> GIVEN PROBLEM:
Isolate every line in the records below with "icon" in it.

-- start DATA TO PROCESS --

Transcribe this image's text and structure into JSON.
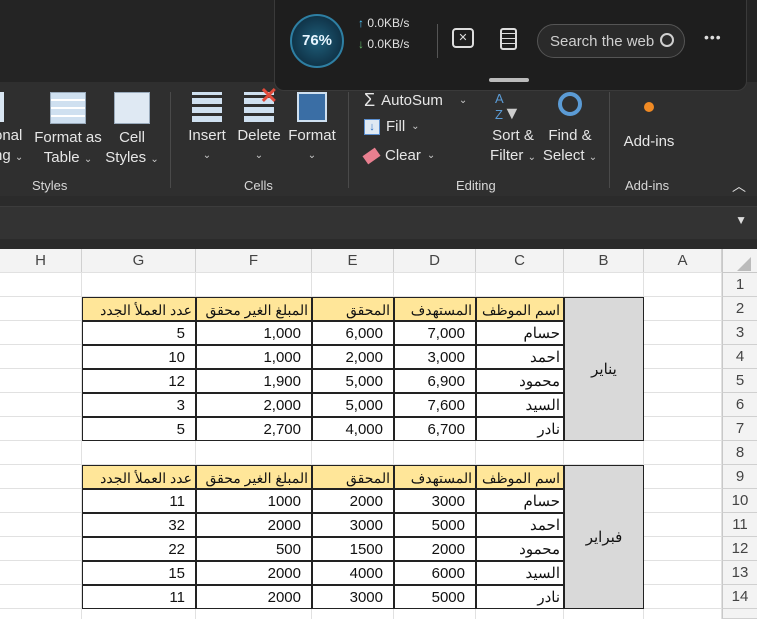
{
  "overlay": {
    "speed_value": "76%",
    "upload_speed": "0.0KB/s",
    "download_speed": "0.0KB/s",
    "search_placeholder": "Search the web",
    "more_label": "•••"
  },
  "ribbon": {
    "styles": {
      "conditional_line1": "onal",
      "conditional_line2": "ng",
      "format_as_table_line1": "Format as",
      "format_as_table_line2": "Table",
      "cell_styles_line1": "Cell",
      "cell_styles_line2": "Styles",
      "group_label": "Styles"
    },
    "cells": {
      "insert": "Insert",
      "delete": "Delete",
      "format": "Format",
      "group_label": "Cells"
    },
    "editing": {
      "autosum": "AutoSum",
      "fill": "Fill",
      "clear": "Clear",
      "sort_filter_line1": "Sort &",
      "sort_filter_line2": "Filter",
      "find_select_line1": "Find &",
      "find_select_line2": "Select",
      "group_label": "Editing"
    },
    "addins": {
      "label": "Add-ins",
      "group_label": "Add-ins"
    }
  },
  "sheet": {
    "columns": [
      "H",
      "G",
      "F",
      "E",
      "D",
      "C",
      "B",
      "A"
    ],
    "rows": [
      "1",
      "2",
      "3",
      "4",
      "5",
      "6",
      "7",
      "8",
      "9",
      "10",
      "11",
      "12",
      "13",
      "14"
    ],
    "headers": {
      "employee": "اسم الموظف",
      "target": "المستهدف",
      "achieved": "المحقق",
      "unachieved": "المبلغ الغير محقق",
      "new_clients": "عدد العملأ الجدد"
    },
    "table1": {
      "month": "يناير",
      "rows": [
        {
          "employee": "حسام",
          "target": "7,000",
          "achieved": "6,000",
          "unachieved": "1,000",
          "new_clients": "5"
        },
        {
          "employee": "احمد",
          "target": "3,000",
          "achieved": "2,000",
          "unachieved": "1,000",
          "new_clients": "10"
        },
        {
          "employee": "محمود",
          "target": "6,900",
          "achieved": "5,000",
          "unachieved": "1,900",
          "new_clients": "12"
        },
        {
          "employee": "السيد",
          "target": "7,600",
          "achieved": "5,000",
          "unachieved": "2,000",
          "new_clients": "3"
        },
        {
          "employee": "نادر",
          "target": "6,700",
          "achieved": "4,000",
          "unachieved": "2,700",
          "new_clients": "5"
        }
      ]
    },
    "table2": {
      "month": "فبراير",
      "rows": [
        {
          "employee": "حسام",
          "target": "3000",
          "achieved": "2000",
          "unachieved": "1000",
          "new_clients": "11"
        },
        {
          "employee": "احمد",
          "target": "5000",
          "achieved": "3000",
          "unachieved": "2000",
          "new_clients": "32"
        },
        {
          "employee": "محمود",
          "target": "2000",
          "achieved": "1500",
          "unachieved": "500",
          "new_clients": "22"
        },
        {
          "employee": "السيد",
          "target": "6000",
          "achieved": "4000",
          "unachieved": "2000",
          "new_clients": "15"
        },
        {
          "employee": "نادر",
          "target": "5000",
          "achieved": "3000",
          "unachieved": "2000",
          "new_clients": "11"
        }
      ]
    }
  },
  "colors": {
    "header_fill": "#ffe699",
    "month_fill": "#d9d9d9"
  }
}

-- end DATA TO PROCESS --
-- start DATA TO PROCESS --

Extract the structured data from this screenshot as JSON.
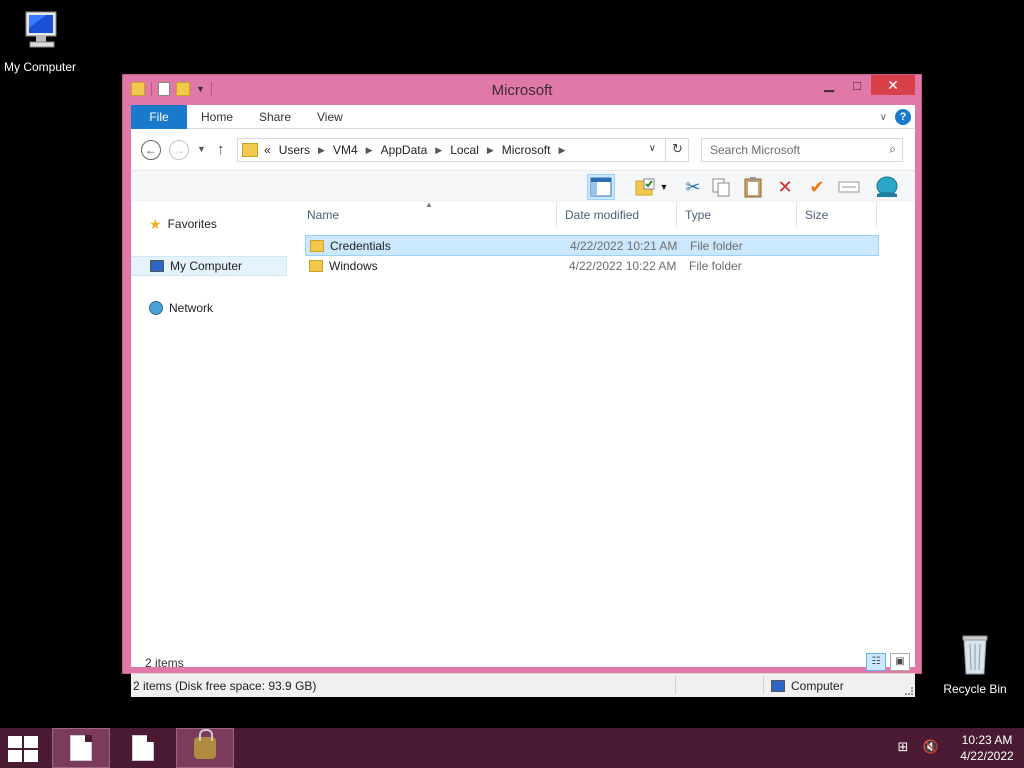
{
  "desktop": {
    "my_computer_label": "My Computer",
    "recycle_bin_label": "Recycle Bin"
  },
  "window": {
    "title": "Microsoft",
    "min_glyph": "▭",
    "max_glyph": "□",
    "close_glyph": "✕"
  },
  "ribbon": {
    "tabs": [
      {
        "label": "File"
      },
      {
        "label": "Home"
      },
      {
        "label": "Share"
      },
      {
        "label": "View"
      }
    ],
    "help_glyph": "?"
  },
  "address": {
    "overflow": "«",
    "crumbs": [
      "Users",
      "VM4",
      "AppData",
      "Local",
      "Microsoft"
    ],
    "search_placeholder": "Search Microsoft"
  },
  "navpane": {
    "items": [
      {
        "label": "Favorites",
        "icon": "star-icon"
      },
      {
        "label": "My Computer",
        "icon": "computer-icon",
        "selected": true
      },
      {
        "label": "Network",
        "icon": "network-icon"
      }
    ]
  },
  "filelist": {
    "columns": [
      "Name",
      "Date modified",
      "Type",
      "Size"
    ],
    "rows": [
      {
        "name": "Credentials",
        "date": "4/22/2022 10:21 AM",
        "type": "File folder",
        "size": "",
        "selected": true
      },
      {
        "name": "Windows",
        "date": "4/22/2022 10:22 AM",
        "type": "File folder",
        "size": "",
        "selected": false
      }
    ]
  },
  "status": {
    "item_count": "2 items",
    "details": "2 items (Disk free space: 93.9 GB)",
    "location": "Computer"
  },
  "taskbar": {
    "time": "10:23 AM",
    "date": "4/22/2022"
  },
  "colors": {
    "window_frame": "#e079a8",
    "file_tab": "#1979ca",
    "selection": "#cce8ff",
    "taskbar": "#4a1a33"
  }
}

-- end DATA TO PROCESS --

> ANSWER TO THIS TASK:
        "icon": "star-icon"
        "icon": "computer-icon",
        "icon": "network-icon"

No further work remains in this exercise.